- Given task:
Will you output all of the data below exactly, omitting the images?
----- Data to use
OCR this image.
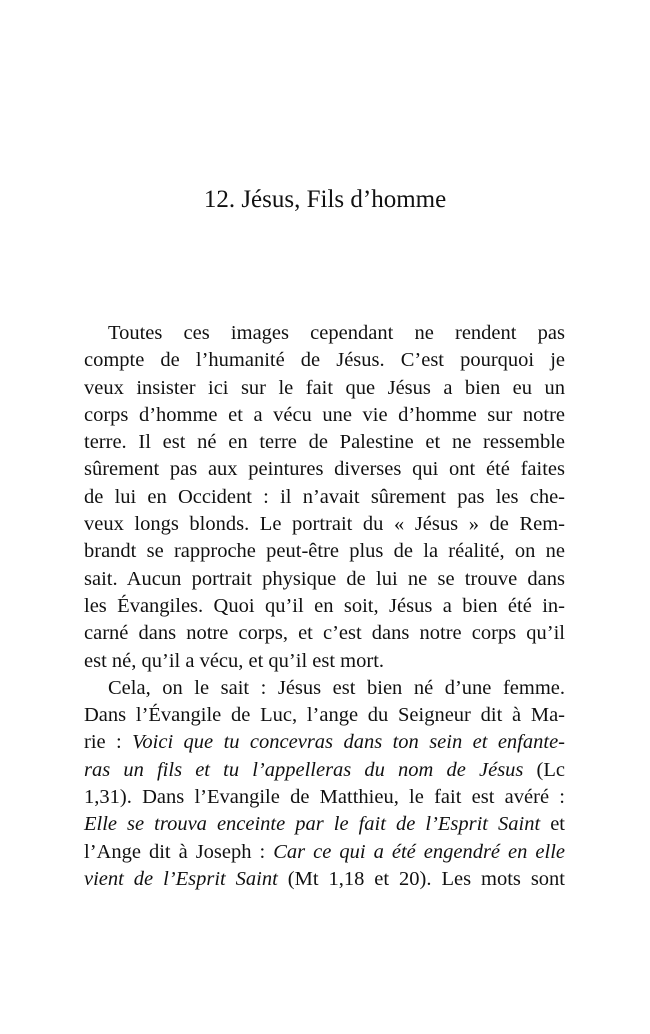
12. Jésus, Fils d’homme
Toutes ces images cependant ne rendent pas
compte de l’humanité de Jésus. C’est pourquoi je
veux insister ici sur le fait que Jésus a bien eu un
corps d’homme et a vécu une vie d’homme sur notre
terre. Il est né en terre de Palestine et ne ressemble
sûrement pas aux peintures diverses qui ont été faites
de lui en Occident : il n’avait sûrement pas les che-
veux longs blonds. Le portrait du « Jésus » de Rem-
brandt se rapproche peut-être plus de la réalité, on ne
sait. Aucun portrait physique de lui ne se trouve dans
les Évangiles. Quoi qu’il en soit, Jésus a bien été in-
carné dans notre corps, et c’est dans notre corps qu’il
est né, qu’il a vécu, et qu’il est mort.
Cela, on le sait : Jésus est bien né d’une femme.
Dans l’Évangile de Luc, l’ange du Seigneur dit à Ma-
rie : Voici que tu concevras dans ton sein et enfante-
ras un fils et tu l’appelleras du nom de Jésus (Lc
1,31). Dans l’Evangile de Matthieu, le fait est avéré :
Elle se trouva enceinte par le fait de l’Esprit Saint et
l’Ange dit à Joseph : Car ce qui a été engendré en elle
vient de l’Esprit Saint (Mt 1,18 et 20). Les mots sont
----------
- Solution to this problem:
OCR this image.
12. Jésus, Fils d’homme
Toutes ces images cependant ne rendent pas
compte de l’humanité de Jésus. C’est pourquoi je
veux insister ici sur le fait que Jésus a bien eu un
corps d’homme et a vécu une vie d’homme sur notre
terre. Il est né en terre de Palestine et ne ressemble
sûrement pas aux peintures diverses qui ont été faites
de lui en Occident : il n’avait sûrement pas les che-
veux longs blonds. Le portrait du « Jésus » de Rem-
brandt se rapproche peut-être plus de la réalité, on ne
sait. Aucun portrait physique de lui ne se trouve dans
les Évangiles. Quoi qu’il en soit, Jésus a bien été in-
carné dans notre corps, et c’est dans notre corps qu’il
est né, qu’il a vécu, et qu’il est mort.
Cela, on le sait : Jésus est bien né d’une femme.
Dans l’Évangile de Luc, l’ange du Seigneur dit à Ma-
rie : Voici que tu concevras dans ton sein et enfante-
ras un fils et tu l’appelleras du nom de Jésus (Lc
1,31). Dans l’Evangile de Matthieu, le fait est avéré :
Elle se trouva enceinte par le fait de l’Esprit Saint et
l’Ange dit à Joseph : Car ce qui a été engendré en elle
vient de l’Esprit Saint (Mt 1,18 et 20). Les mots sont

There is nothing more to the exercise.